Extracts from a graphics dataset
══════

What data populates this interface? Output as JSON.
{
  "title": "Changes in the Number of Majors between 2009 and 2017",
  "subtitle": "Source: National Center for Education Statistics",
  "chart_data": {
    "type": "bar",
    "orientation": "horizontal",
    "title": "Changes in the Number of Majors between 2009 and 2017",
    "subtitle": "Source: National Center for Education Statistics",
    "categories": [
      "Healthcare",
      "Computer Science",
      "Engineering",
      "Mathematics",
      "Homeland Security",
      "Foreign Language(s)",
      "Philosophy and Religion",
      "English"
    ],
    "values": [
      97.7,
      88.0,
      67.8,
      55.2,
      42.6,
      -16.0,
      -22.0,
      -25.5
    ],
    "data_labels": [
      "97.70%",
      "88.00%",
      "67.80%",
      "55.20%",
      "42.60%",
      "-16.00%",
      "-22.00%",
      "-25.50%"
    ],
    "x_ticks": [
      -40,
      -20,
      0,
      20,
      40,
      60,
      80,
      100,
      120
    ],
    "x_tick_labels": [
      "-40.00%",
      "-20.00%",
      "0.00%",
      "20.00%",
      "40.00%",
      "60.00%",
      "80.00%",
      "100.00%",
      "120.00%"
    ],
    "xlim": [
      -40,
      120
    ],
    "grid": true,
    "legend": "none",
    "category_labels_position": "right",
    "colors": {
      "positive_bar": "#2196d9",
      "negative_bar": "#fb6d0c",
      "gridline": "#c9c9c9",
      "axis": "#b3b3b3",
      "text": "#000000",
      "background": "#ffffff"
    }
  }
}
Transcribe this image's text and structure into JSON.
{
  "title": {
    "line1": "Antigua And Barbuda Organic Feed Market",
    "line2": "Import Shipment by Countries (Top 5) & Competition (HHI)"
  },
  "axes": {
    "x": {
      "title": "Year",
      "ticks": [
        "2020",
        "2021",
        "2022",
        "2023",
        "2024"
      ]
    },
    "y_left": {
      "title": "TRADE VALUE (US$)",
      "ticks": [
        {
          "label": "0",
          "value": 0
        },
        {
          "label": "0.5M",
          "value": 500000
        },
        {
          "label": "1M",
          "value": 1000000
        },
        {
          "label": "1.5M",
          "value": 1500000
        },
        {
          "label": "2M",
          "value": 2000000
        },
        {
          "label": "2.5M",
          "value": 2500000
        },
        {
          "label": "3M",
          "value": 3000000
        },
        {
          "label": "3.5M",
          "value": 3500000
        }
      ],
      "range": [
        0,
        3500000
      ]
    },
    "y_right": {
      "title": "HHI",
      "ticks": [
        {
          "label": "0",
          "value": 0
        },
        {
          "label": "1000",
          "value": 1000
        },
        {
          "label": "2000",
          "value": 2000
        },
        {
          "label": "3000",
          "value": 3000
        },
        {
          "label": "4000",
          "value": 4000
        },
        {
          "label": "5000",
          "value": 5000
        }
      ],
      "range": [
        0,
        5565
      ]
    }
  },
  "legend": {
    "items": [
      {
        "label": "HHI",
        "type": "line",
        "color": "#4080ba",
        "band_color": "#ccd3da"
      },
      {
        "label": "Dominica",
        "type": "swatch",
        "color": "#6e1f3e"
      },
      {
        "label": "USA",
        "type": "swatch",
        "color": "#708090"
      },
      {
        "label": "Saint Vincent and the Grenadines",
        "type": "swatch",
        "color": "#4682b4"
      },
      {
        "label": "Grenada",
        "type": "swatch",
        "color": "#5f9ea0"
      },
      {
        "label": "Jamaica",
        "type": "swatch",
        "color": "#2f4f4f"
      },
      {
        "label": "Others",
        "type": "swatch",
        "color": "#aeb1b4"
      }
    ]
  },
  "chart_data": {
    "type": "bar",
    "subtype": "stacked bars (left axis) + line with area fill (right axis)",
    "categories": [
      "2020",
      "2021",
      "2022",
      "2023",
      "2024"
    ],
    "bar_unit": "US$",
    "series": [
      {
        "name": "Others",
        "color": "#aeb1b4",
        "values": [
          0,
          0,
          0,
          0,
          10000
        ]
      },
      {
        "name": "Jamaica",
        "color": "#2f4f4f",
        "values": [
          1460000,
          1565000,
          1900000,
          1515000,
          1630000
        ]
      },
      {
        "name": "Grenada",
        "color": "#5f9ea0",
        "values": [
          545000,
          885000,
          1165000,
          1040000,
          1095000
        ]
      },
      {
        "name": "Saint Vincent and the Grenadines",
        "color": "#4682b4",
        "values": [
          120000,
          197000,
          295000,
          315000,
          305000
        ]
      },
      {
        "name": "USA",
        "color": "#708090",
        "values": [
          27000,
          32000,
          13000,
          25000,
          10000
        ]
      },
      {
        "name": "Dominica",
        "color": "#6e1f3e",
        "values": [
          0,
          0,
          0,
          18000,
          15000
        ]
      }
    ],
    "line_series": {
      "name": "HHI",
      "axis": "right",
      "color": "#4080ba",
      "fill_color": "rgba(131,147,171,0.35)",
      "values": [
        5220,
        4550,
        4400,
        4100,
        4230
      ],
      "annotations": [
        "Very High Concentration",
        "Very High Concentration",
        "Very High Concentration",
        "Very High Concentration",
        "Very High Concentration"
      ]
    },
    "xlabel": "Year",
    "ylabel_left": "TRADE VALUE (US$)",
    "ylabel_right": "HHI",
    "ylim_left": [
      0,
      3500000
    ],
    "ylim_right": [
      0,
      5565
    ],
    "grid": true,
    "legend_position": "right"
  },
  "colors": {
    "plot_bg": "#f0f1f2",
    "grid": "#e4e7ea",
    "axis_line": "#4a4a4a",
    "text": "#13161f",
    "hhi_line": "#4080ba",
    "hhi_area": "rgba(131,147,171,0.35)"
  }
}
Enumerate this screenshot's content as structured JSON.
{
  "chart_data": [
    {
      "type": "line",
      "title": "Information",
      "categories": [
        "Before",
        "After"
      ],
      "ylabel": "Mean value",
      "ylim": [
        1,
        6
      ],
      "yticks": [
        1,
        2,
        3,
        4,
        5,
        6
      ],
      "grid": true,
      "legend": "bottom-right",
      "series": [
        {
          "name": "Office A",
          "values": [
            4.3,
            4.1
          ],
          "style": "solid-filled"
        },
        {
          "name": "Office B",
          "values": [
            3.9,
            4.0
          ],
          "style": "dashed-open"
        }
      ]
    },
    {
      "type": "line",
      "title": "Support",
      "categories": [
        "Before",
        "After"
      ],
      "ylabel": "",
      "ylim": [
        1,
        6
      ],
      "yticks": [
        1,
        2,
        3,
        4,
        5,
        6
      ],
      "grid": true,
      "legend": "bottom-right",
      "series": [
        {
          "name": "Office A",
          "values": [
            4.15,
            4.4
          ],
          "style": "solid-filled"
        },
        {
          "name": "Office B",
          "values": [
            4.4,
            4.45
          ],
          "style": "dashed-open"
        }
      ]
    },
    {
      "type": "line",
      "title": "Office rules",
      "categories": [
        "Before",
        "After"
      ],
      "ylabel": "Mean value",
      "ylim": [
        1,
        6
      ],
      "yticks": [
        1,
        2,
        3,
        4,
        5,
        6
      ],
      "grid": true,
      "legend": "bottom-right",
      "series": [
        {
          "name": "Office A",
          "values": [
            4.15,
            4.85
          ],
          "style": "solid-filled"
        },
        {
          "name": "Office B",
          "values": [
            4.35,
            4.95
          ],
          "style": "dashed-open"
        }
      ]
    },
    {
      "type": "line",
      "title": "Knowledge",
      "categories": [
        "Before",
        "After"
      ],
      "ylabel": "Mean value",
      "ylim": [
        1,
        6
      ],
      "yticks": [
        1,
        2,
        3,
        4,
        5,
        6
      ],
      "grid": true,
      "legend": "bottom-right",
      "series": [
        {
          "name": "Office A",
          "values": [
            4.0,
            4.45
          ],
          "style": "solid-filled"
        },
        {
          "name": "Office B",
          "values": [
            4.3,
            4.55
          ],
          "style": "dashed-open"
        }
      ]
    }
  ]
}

══════

- **Required work**: Identify each line holding the string "National", and copy it out.

- **Correct output**:
  "subtitle": "Source: National Center for Education Statistics",
    "subtitle": "Source: National Center for Education Statistics",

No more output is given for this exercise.